DESCRIPTION OF THE TASK :: Please copy the records below word for word, starting with the first line and ending with the line that contains "379, 55, 402]", and include both of those lines.

INPUT FOR THIS TASK ::
※
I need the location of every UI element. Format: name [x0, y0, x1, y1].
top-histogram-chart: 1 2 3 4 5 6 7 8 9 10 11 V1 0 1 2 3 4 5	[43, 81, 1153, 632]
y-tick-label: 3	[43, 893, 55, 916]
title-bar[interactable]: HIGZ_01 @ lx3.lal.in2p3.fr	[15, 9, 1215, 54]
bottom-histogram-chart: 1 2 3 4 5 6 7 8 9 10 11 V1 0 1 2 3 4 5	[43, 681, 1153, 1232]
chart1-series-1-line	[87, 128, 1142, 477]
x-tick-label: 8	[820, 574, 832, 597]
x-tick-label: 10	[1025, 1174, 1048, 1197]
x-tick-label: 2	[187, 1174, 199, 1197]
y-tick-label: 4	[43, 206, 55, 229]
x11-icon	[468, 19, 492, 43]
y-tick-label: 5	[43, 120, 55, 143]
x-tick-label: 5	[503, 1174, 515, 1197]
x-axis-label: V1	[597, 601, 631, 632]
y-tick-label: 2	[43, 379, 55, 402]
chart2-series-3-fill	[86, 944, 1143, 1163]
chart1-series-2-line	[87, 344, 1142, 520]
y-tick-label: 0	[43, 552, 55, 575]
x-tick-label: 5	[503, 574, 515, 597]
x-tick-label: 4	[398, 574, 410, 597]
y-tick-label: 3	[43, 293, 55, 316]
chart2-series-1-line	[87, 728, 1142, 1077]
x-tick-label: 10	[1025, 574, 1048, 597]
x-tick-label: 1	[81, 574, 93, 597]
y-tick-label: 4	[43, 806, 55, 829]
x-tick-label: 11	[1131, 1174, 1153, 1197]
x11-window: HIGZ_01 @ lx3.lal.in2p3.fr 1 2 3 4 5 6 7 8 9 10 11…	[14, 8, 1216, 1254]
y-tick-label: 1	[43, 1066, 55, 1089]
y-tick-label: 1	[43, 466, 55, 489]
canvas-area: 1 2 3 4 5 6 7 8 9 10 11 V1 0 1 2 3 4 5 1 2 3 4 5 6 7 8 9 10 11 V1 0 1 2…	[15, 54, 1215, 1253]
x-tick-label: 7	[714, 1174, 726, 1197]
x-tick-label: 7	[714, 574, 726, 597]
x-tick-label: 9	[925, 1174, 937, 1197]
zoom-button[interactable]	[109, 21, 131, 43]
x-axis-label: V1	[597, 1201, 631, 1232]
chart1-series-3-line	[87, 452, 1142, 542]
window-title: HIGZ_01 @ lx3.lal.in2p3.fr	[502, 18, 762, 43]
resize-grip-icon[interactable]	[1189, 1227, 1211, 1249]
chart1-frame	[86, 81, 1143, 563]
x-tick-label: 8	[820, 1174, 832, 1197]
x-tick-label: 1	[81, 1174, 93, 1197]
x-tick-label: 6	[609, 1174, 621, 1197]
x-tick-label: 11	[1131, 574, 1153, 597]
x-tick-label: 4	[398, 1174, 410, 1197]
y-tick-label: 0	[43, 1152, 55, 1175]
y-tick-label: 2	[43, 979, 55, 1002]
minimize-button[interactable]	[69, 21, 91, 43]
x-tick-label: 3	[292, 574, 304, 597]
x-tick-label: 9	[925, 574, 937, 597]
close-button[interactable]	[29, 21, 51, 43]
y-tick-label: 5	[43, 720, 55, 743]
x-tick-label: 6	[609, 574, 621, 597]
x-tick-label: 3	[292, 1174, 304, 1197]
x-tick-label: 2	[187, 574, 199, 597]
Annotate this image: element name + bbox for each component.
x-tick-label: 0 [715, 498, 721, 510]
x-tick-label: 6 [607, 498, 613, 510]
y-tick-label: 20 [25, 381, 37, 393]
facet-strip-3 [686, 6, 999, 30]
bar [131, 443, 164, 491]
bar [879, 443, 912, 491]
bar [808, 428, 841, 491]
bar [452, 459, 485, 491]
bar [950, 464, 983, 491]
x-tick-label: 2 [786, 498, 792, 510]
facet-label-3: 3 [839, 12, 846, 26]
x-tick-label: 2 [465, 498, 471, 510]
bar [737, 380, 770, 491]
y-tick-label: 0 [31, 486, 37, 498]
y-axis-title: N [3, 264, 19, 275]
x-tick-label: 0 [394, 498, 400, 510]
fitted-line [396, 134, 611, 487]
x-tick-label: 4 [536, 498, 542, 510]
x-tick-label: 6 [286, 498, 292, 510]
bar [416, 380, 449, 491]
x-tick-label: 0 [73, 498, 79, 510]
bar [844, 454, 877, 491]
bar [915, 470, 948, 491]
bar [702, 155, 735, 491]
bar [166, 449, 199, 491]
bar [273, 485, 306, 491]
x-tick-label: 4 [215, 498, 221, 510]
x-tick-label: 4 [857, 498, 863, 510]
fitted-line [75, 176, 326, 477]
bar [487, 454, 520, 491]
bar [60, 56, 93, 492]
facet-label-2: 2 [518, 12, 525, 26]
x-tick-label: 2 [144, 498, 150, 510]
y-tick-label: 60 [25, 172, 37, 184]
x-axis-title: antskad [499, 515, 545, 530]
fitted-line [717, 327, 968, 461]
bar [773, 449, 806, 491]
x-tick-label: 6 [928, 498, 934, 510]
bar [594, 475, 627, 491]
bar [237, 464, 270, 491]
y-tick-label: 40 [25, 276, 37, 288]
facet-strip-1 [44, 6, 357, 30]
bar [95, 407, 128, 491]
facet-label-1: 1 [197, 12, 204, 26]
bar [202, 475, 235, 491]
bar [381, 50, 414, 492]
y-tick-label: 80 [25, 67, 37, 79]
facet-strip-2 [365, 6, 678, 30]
※
ANSWER IN FULL ::
I need the location of every UI element. Format: name [x0, y0, x1, y1].
top-histogram-chart: 1 2 3 4 5 6 7 8 9 10 11 V1 0 1 2 3 4 5	[43, 81, 1153, 632]
y-tick-label: 3	[43, 893, 55, 916]
title-bar[interactable]: HIGZ_01 @ lx3.lal.in2p3.fr	[15, 9, 1215, 54]
bottom-histogram-chart: 1 2 3 4 5 6 7 8 9 10 11 V1 0 1 2 3 4 5	[43, 681, 1153, 1232]
chart1-series-1-line	[87, 128, 1142, 477]
x-tick-label: 8	[820, 574, 832, 597]
x-tick-label: 10	[1025, 1174, 1048, 1197]
x-tick-label: 2	[187, 1174, 199, 1197]
y-tick-label: 4	[43, 206, 55, 229]
x11-icon	[468, 19, 492, 43]
y-tick-label: 5	[43, 120, 55, 143]
x-tick-label: 5	[503, 1174, 515, 1197]
x-axis-label: V1	[597, 601, 631, 632]
y-tick-label: 2	[43, 379, 55, 402]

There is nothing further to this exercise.